Dataset entries
════════

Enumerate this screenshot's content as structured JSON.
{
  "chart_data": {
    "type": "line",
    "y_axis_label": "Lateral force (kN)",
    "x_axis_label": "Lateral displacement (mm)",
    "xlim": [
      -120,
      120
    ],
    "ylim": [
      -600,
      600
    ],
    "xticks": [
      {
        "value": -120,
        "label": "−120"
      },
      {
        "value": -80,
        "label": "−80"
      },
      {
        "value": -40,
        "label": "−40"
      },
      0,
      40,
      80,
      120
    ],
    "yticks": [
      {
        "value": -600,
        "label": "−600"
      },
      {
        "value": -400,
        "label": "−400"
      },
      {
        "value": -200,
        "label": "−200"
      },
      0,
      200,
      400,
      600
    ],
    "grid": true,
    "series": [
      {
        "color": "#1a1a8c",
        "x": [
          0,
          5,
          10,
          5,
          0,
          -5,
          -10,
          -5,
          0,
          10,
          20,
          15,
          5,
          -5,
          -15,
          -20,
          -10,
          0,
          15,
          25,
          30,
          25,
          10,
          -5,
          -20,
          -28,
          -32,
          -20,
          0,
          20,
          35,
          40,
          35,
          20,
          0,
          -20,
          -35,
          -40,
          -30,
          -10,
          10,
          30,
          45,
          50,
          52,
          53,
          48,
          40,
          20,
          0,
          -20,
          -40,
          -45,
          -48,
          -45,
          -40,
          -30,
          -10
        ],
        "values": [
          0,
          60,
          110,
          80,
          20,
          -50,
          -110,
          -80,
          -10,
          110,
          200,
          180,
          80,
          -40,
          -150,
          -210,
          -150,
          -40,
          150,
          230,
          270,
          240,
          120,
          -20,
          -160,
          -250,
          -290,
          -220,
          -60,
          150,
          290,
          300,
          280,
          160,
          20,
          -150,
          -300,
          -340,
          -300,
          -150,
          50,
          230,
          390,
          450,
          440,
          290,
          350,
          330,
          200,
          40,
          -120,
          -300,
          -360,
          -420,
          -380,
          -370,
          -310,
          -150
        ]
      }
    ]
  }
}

════════

GIVEN TASK:
Check every line of the records above for the string "Lateral" and say how many contain it, giving the number alone.

CORRECT OUTPUT:
2